[Problem to solve]
Where the data below contains pictures, omit them; output the rest word for word.

[Material provided]

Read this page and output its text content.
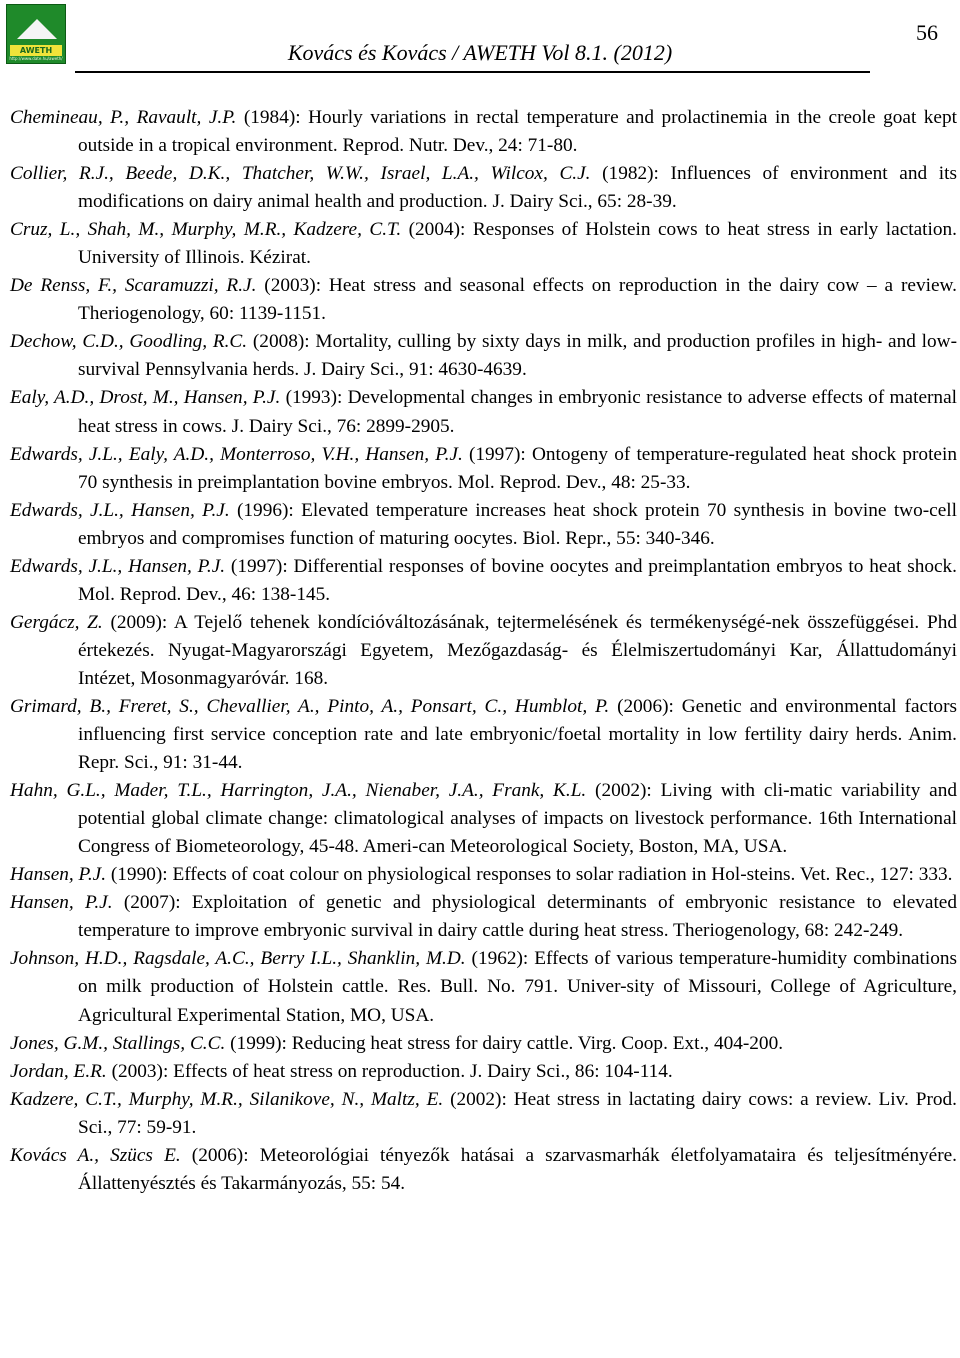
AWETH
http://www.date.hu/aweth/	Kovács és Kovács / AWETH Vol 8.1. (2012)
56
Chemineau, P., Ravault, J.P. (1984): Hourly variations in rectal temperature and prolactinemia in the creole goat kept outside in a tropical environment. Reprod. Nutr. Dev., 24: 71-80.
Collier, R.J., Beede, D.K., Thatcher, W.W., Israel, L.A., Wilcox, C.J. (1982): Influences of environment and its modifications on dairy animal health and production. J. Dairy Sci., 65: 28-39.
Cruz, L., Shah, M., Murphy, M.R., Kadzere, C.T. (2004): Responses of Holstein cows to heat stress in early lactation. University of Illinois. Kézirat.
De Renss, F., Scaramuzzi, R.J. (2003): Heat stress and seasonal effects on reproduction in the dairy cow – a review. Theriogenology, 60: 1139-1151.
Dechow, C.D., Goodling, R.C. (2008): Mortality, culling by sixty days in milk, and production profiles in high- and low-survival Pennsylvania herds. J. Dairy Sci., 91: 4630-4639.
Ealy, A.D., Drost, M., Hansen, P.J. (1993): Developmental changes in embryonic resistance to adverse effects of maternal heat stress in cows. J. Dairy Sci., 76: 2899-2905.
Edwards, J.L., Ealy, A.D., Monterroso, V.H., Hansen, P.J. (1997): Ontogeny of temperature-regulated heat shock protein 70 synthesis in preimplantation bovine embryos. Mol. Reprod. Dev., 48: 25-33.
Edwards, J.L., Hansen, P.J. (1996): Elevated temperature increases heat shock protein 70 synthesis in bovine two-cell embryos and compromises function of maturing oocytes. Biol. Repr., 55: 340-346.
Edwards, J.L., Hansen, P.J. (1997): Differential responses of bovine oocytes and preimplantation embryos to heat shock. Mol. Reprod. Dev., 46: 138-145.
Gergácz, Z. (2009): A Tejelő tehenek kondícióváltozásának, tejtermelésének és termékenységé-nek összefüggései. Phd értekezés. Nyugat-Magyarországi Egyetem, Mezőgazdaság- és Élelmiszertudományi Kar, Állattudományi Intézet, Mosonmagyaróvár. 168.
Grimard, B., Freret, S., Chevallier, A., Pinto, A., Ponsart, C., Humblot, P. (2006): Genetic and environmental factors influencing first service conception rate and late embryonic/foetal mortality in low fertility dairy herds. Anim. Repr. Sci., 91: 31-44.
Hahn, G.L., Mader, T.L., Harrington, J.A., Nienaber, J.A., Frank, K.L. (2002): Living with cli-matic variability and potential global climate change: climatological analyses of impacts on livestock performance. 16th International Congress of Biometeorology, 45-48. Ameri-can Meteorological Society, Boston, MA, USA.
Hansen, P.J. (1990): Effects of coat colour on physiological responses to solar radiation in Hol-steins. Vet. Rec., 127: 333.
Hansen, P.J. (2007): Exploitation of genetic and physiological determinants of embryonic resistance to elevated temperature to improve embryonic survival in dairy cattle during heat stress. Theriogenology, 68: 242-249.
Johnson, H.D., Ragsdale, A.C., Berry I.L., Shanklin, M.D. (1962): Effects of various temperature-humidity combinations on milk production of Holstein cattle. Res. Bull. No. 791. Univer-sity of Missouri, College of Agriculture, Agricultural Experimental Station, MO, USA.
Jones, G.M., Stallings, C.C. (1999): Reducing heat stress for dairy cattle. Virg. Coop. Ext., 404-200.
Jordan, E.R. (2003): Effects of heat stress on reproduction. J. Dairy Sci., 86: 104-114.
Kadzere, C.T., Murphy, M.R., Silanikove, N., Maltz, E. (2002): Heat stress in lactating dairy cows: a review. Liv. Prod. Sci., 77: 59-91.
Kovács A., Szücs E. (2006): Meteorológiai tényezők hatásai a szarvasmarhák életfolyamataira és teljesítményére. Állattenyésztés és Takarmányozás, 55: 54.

[Problem solution]
Read this page and output its text content.
AWETH
http://www.date.hu/aweth/	Kovács és Kovács / AWETH Vol 8.1. (2012)
56
Chemineau, P., Ravault, J.P. (1984): Hourly variations in rectal temperature and prolactinemia in the creole goat kept outside in a tropical environment. Reprod. Nutr. Dev., 24: 71-80.
Collier, R.J., Beede, D.K., Thatcher, W.W., Israel, L.A., Wilcox, C.J. (1982): Influences of environment and its modifications on dairy animal health and production. J. Dairy Sci., 65: 28-39.
Cruz, L., Shah, M., Murphy, M.R., Kadzere, C.T. (2004): Responses of Holstein cows to heat stress in early lactation. University of Illinois. Kézirat.
De Renss, F., Scaramuzzi, R.J. (2003): Heat stress and seasonal effects on reproduction in the dairy cow – a review. Theriogenology, 60: 1139-1151.
Dechow, C.D., Goodling, R.C. (2008): Mortality, culling by sixty days in milk, and production profiles in high- and low-survival Pennsylvania herds. J. Dairy Sci., 91: 4630-4639.
Ealy, A.D., Drost, M., Hansen, P.J. (1993): Developmental changes in embryonic resistance to adverse effects of maternal heat stress in cows. J. Dairy Sci., 76: 2899-2905.
Edwards, J.L., Ealy, A.D., Monterroso, V.H., Hansen, P.J. (1997): Ontogeny of temperature-regulated heat shock protein 70 synthesis in preimplantation bovine embryos. Mol. Reprod. Dev., 48: 25-33.
Edwards, J.L., Hansen, P.J. (1996): Elevated temperature increases heat shock protein 70 synthesis in bovine two-cell embryos and compromises function of maturing oocytes. Biol. Repr., 55: 340-346.
Edwards, J.L., Hansen, P.J. (1997): Differential responses of bovine oocytes and preimplantation embryos to heat shock. Mol. Reprod. Dev., 46: 138-145.
Gergácz, Z. (2009): A Tejelő tehenek kondícióváltozásának, tejtermelésének és termékenységé-nek összefüggései. Phd értekezés. Nyugat-Magyarországi Egyetem, Mezőgazdaság- és Élelmiszertudományi Kar, Állattudományi Intézet, Mosonmagyaróvár. 168.
Grimard, B., Freret, S., Chevallier, A., Pinto, A., Ponsart, C., Humblot, P. (2006): Genetic and environmental factors influencing first service conception rate and late embryonic/foetal mortality in low fertility dairy herds. Anim. Repr. Sci., 91: 31-44.
Hahn, G.L., Mader, T.L., Harrington, J.A., Nienaber, J.A., Frank, K.L. (2002): Living with cli-matic variability and potential global climate change: climatological analyses of impacts on livestock performance. 16th International Congress of Biometeorology, 45-48. Ameri-can Meteorological Society, Boston, MA, USA.
Hansen, P.J. (1990): Effects of coat colour on physiological responses to solar radiation in Hol-steins. Vet. Rec., 127: 333.
Hansen, P.J. (2007): Exploitation of genetic and physiological determinants of embryonic resistance to elevated temperature to improve embryonic survival in dairy cattle during heat stress. Theriogenology, 68: 242-249.
Johnson, H.D., Ragsdale, A.C., Berry I.L., Shanklin, M.D. (1962): Effects of various temperature-humidity combinations on milk production of Holstein cattle. Res. Bull. No. 791. Univer-sity of Missouri, College of Agriculture, Agricultural Experimental Station, MO, USA.
Jones, G.M., Stallings, C.C. (1999): Reducing heat stress for dairy cattle. Virg. Coop. Ext., 404-200.
Jordan, E.R. (2003): Effects of heat stress on reproduction. J. Dairy Sci., 86: 104-114.
Kadzere, C.T., Murphy, M.R., Silanikove, N., Maltz, E. (2002): Heat stress in lactating dairy cows: a review. Liv. Prod. Sci., 77: 59-91.
Kovács A., Szücs E. (2006): Meteorológiai tényezők hatásai a szarvasmarhák életfolyamataira és teljesítményére. Állattenyésztés és Takarmányozás, 55: 54.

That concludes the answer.